_Goal_
Print every entry word for word, but omit the pictures.

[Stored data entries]
───
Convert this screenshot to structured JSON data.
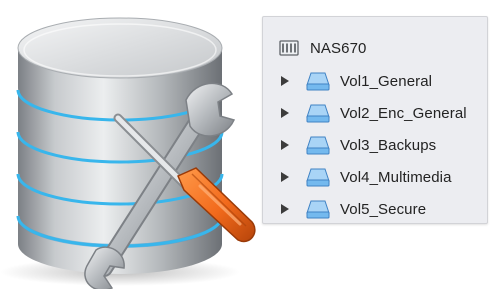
{
  "tree": {
    "root": {
      "label": "NAS670",
      "icon": "server-icon"
    },
    "volumes": [
      {
        "label": "Vol1_General",
        "icon": "drive-icon",
        "expanded": false
      },
      {
        "label": "Vol2_Enc_General",
        "icon": "drive-icon",
        "expanded": false
      },
      {
        "label": "Vol3_Backups",
        "icon": "drive-icon",
        "expanded": false
      },
      {
        "label": "Vol4_Multimedia",
        "icon": "drive-icon",
        "expanded": false
      },
      {
        "label": "Vol5_Secure",
        "icon": "drive-icon",
        "expanded": false
      }
    ]
  },
  "illustration": {
    "subject": "database-cylinder-with-wrench-and-screwdriver",
    "colors": {
      "database_body": "#b9bcbf",
      "accent_glow": "#38b6ec",
      "wrench": "#c4c8cc",
      "screwdriver_handle": "#f26a1c"
    }
  },
  "colors": {
    "panel_background": "#ecedf1",
    "text": "#232323",
    "drive_icon": "#74b9ee"
  }
}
───
_Problem solution_
Convert this screenshot to structured JSON data.
{
  "tree": {
    "root": {
      "label": "NAS670",
      "icon": "server-icon"
    },
    "volumes": [
      {
        "label": "Vol1_General",
        "icon": "drive-icon",
        "expanded": false
      },
      {
        "label": "Vol2_Enc_General",
        "icon": "drive-icon",
        "expanded": false
      },
      {
        "label": "Vol3_Backups",
        "icon": "drive-icon",
        "expanded": false
      },
      {
        "label": "Vol4_Multimedia",
        "icon": "drive-icon",
        "expanded": false
      },
      {
        "label": "Vol5_Secure",
        "icon": "drive-icon",
        "expanded": false
      }
    ]
  },
  "illustration": {
    "subject": "database-cylinder-with-wrench-and-screwdriver",
    "colors": {
      "database_body": "#b9bcbf",
      "accent_glow": "#38b6ec",
      "wrench": "#c4c8cc",
      "screwdriver_handle": "#f26a1c"
    }
  },
  "colors": {
    "panel_background": "#ecedf1",
    "text": "#232323",
    "drive_icon": "#74b9ee"
  }
}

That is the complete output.